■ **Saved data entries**
■ ■ ■ ■ ■ ■ ■

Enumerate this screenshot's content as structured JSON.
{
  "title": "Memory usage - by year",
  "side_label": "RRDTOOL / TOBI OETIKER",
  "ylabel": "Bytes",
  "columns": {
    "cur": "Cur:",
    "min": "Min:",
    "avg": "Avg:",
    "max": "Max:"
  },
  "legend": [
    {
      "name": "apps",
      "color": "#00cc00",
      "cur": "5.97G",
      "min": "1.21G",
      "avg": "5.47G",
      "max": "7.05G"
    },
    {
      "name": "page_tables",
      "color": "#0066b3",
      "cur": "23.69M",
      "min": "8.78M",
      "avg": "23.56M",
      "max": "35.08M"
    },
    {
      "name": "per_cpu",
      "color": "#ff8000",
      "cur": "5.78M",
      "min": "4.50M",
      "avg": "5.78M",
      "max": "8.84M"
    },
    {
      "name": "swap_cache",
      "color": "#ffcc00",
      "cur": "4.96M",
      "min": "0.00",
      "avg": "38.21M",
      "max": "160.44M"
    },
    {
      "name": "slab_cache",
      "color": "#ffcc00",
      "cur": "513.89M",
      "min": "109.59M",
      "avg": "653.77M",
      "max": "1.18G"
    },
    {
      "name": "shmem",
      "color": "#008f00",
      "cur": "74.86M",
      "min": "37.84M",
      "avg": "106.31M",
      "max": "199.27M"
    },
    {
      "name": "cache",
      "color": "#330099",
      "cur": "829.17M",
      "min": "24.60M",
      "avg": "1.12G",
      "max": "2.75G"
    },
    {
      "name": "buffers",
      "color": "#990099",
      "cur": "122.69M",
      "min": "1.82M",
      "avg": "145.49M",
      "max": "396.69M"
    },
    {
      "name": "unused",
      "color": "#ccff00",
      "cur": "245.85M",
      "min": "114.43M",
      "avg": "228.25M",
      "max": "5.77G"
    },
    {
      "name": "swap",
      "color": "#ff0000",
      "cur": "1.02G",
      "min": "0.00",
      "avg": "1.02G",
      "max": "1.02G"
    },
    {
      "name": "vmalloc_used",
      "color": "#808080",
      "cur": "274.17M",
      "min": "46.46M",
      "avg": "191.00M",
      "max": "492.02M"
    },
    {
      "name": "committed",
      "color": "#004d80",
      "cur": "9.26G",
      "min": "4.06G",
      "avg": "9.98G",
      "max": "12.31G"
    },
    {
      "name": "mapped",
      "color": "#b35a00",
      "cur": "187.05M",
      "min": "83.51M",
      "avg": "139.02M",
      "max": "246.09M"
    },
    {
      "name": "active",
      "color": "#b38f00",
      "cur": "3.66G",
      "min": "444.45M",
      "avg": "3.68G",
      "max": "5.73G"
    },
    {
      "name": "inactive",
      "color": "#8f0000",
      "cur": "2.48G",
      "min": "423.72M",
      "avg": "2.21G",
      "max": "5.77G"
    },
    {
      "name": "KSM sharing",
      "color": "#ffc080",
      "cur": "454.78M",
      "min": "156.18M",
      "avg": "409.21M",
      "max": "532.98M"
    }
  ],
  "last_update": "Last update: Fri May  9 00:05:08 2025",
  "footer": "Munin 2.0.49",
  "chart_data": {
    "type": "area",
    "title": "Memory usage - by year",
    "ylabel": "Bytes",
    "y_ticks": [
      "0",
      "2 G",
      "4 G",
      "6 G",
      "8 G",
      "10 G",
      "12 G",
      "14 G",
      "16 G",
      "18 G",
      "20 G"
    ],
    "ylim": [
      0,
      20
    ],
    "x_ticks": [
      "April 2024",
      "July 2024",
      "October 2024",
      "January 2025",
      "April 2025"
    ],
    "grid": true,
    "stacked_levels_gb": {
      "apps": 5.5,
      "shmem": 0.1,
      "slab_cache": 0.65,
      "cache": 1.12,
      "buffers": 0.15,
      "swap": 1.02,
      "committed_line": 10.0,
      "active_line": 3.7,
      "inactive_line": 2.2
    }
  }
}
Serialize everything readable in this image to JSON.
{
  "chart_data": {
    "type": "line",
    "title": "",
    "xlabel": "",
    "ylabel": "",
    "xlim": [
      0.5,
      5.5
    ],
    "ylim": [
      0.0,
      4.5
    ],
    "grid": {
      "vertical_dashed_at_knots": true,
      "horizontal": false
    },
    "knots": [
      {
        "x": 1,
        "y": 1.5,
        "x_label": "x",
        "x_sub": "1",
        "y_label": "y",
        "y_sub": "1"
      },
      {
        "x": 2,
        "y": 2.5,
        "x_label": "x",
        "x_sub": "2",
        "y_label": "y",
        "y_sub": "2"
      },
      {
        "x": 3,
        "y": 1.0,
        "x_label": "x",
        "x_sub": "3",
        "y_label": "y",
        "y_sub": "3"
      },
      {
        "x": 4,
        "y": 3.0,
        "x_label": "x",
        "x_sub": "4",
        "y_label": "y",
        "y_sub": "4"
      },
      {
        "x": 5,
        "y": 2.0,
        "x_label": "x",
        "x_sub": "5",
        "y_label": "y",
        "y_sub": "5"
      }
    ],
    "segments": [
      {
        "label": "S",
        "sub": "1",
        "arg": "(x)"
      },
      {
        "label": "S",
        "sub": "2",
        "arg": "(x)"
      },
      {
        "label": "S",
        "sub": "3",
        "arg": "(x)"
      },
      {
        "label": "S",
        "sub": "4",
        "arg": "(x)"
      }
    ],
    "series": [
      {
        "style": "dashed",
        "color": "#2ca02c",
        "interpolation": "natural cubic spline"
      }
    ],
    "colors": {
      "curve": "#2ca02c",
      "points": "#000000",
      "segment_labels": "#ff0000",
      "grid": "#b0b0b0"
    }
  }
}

■ ■ ■ ■ ■ ■ ■

■ **Exercise directions**
Show all lines above holding "this".

■ **Result**
Enumerate this screenshot's content as structured JSON.
Serialize everything readable in this image to JSON.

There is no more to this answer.